┌─ Given records

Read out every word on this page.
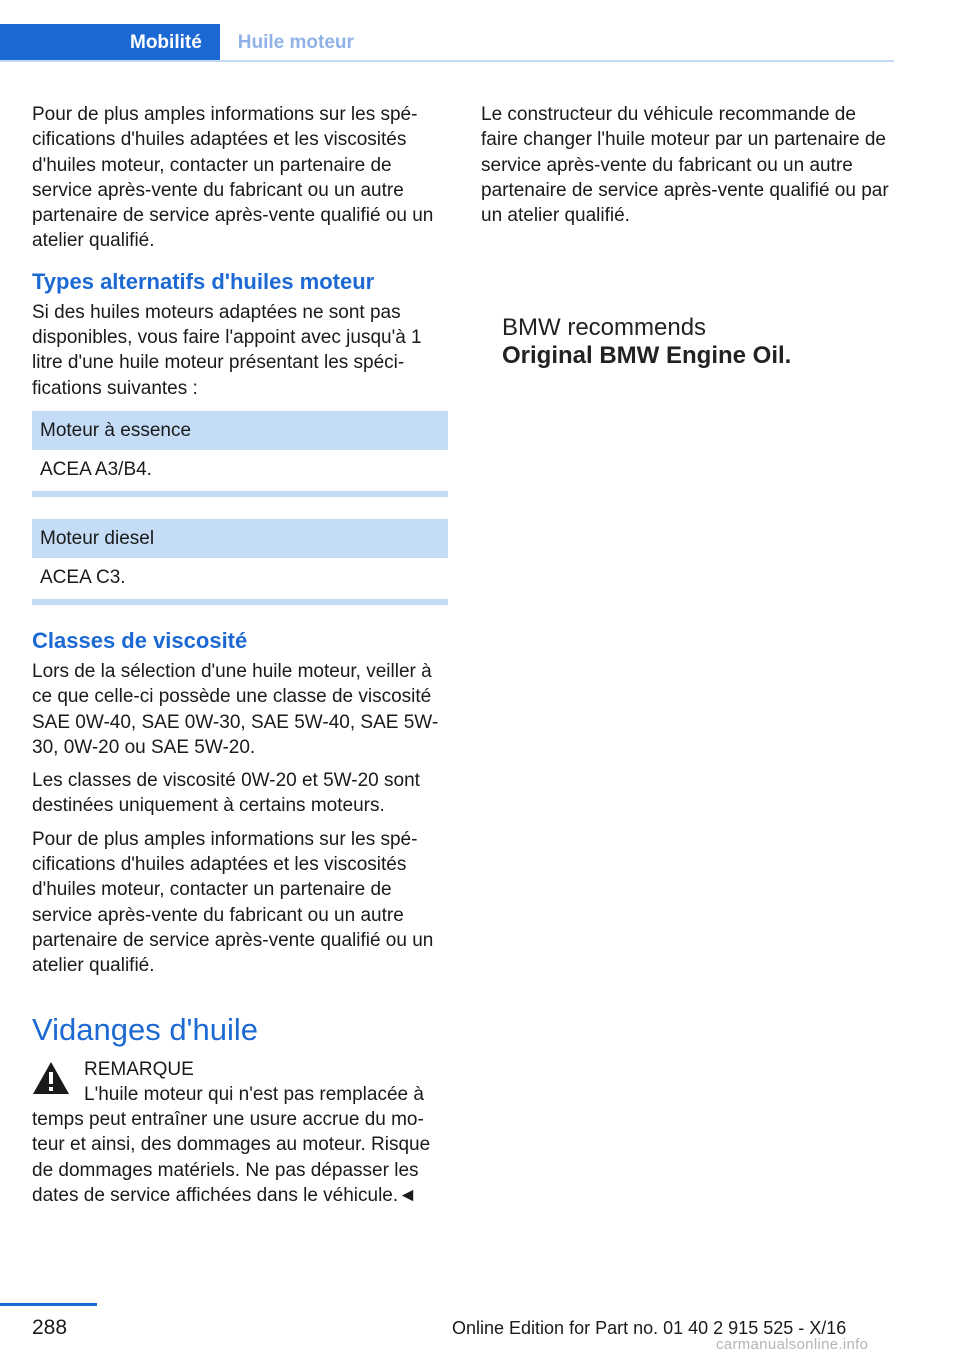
Mobilité	Huile moteur

Pour de plus amples informations sur les spécifications d'huiles adaptées et les viscosités d'huiles moteur, contacter un partenaire de service après-vente du fabricant ou un autre partenaire de service après-vente qualifié ou un atelier qualifié.

Types alternatifs d'huiles moteur

Si des huiles moteurs adaptées ne sont pas disponibles, vous faire l'appoint avec jusqu'à 1 litre d'une huile moteur présentant les spécifications suivantes :

Moteur à essence
ACEA A3/B4.
Moteur diesel
ACEA C3.
Classes de viscosité

Lors de la sélection d'une huile moteur, veiller à ce que celle-ci possède une classe de viscosité SAE 0W-40, SAE 0W-30, SAE 5W-40, SAE 5W-30, 0W-20 ou SAE 5W-20.

Les classes de viscosité 0W-20 et 5W-20 sont destinées uniquement à certains moteurs.

Pour de plus amples informations sur les spécifications d'huiles adaptées et les viscosités d'huiles moteur, contacter un partenaire de service après-vente du fabricant ou un autre partenaire de service après-vente qualifié ou un atelier qualifié.

Vidanges d'huile
REMARQUE

L'huile moteur qui n'est pas remplacée à temps peut entraîner une usure accrue du moteur et ainsi, des dommages au moteur. Risque de dommages matériels. Ne pas dépasser les dates de service affichées dans le véhicule.◄

Le constructeur du véhicule recommande de faire changer l'huile moteur par un partenaire de service après-vente du fabricant ou un autre partenaire de service après-vente qualifié ou par un atelier qualifié.

BMW recommends
Original BMW Engine Oil.
288	Online Edition for Part no. 01 40 2 915 525 - X/16
carmanualsonline.info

└─

Stated goal – Every entry must be written out exactly, with all pictures left out.

Task solution –
Read out every word on this page.
Mobilité	Huile moteur

Pour de plus amples informations sur les spécifications d'huiles adaptées et les viscosités d'huiles moteur, contacter un partenaire de service après-vente du fabricant ou un autre partenaire de service après-vente qualifié ou un atelier qualifié.

Types alternatifs d'huiles moteur

Si des huiles moteurs adaptées ne sont pas disponibles, vous faire l'appoint avec jusqu'à 1 litre d'une huile moteur présentant les spécifications suivantes :

Moteur à essence
ACEA A3/B4.
Moteur diesel
ACEA C3.
Classes de viscosité

Lors de la sélection d'une huile moteur, veiller à ce que celle-ci possède une classe de viscosité SAE 0W-40, SAE 0W-30, SAE 5W-40, SAE 5W-30, 0W-20 ou SAE 5W-20.

Les classes de viscosité 0W-20 et 5W-20 sont destinées uniquement à certains moteurs.

Pour de plus amples informations sur les spécifications d'huiles adaptées et les viscosités d'huiles moteur, contacter un partenaire de service après-vente du fabricant ou un autre partenaire de service après-vente qualifié ou un atelier qualifié.

Vidanges d'huile
REMARQUE

L'huile moteur qui n'est pas remplacée à temps peut entraîner une usure accrue du moteur et ainsi, des dommages au moteur. Risque de dommages matériels. Ne pas dépasser les dates de service affichées dans le véhicule.◄

Le constructeur du véhicule recommande de faire changer l'huile moteur par un partenaire de service après-vente du fabricant ou un autre partenaire de service après-vente qualifié ou par un atelier qualifié.

BMW recommends
Original BMW Engine Oil.
288	Online Edition for Part no. 01 40 2 915 525 - X/16
carmanualsonline.info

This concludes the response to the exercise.